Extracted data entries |
# # # #

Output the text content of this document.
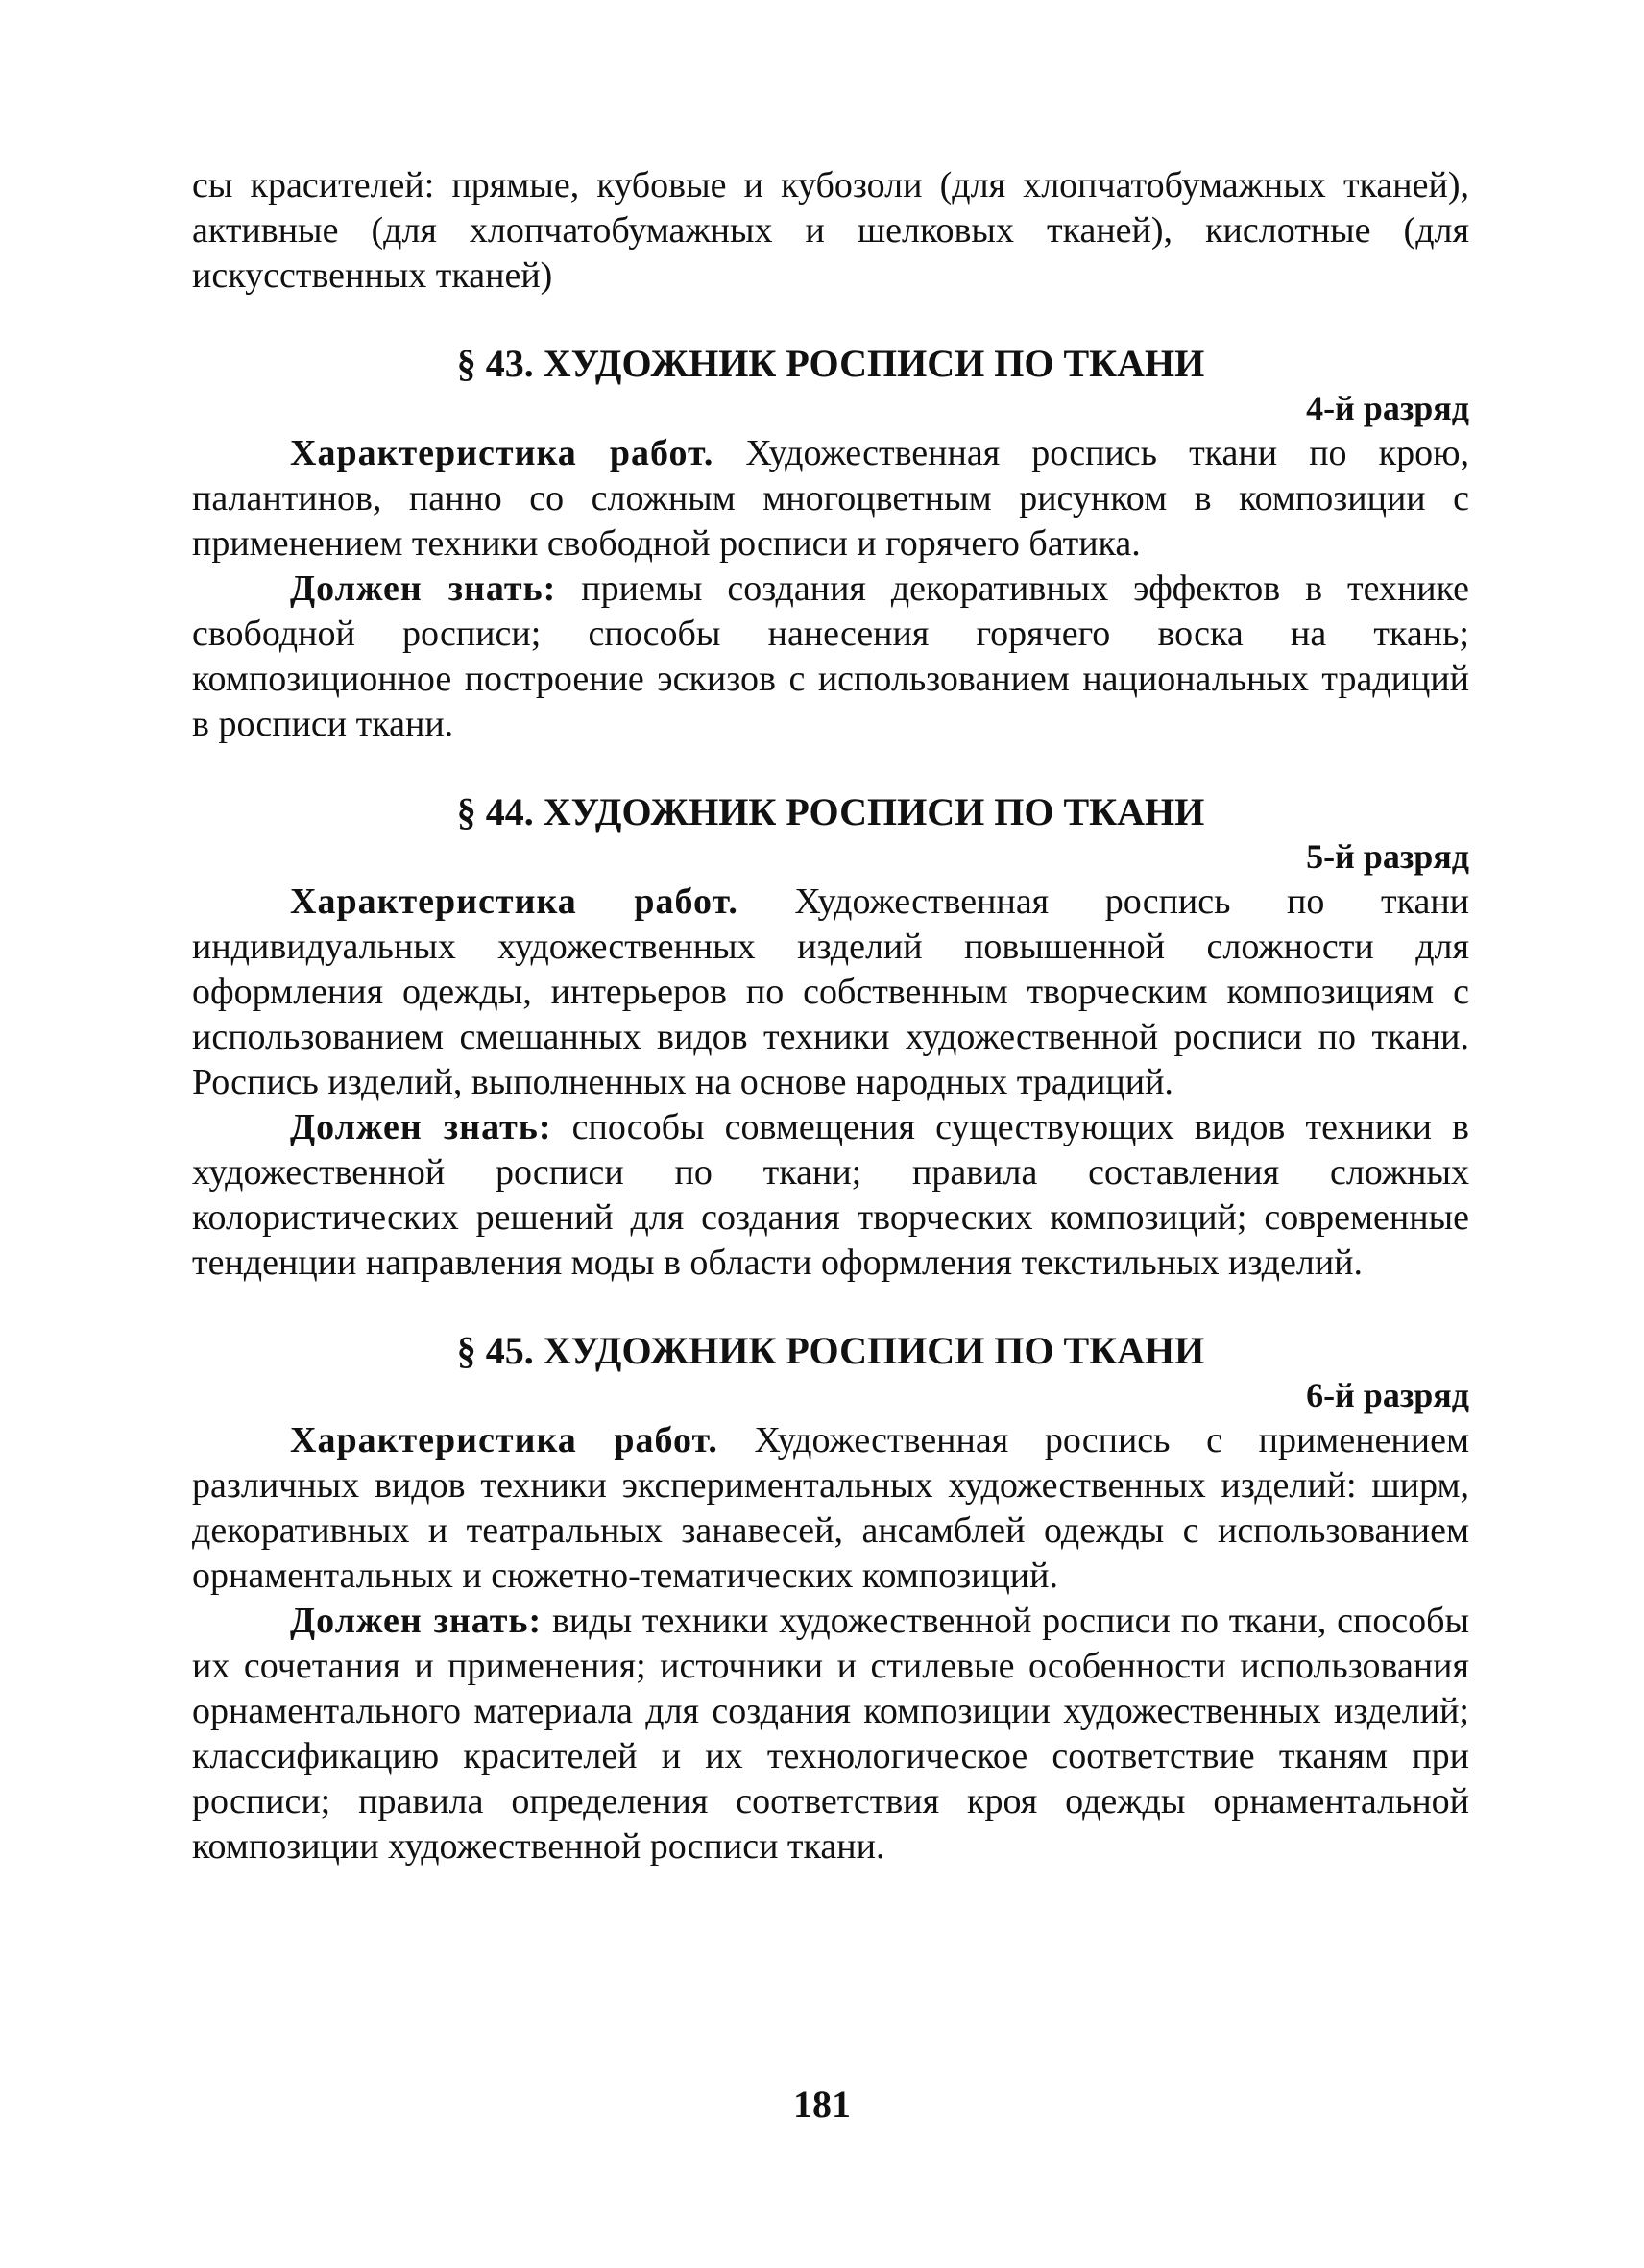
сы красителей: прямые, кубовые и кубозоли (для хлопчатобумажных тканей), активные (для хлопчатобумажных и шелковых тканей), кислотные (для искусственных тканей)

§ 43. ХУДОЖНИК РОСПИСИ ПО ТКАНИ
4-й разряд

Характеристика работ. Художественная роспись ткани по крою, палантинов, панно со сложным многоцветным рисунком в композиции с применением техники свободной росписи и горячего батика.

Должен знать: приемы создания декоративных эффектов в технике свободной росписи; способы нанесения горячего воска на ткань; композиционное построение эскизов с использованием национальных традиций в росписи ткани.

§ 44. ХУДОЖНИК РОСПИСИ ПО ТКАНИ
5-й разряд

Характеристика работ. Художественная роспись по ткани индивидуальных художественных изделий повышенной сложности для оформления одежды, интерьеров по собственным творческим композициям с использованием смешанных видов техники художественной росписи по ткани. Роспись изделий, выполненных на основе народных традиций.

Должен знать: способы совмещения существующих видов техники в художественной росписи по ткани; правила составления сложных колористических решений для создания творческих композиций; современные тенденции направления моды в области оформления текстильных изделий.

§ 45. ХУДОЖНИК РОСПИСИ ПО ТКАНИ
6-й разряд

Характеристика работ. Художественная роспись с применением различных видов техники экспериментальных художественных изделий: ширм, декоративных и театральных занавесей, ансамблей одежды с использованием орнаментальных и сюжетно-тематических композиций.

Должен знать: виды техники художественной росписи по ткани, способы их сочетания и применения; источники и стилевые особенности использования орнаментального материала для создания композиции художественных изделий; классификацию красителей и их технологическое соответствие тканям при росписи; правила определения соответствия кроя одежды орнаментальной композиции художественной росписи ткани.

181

# # # #

WHAT IS NEEDED |
Write out all the entries again, word for word, and print no images.

EXERCISE RESPONSE |
Output the text content of this document.
сы красителей: прямые, кубовые и кубозоли (для хлопчатобумажных тканей), активные (для хлопчатобумажных и шелковых тканей), кислотные (для искусственных тканей)

§ 43. ХУДОЖНИК РОСПИСИ ПО ТКАНИ
4-й разряд

Характеристика работ. Художественная роспись ткани по крою, палантинов, панно со сложным многоцветным рисунком в композиции с применением техники свободной росписи и горячего батика.

Должен знать: приемы создания декоративных эффектов в технике свободной росписи; способы нанесения горячего воска на ткань; композиционное построение эскизов с использованием национальных традиций в росписи ткани.

§ 44. ХУДОЖНИК РОСПИСИ ПО ТКАНИ
5-й разряд

Характеристика работ. Художественная роспись по ткани индивидуальных художественных изделий повышенной сложности для оформления одежды, интерьеров по собственным творческим композициям с использованием смешанных видов техники художественной росписи по ткани. Роспись изделий, выполненных на основе народных традиций.

Должен знать: способы совмещения существующих видов техники в художественной росписи по ткани; правила составления сложных колористических решений для создания творческих композиций; современные тенденции направления моды в области оформления текстильных изделий.

§ 45. ХУДОЖНИК РОСПИСИ ПО ТКАНИ
6-й разряд

Характеристика работ. Художественная роспись с применением различных видов техники экспериментальных художественных изделий: ширм, декоративных и театральных занавесей, ансамблей одежды с использованием орнаментальных и сюжетно-тематических композиций.

Должен знать: виды техники художественной росписи по ткани, способы их сочетания и применения; источники и стилевые особенности использования орнаментального материала для создания композиции художественных изделий; классификацию красителей и их технологическое соответствие тканям при росписи; правила определения соответствия кроя одежды орнаментальной композиции художественной росписи ткани.

181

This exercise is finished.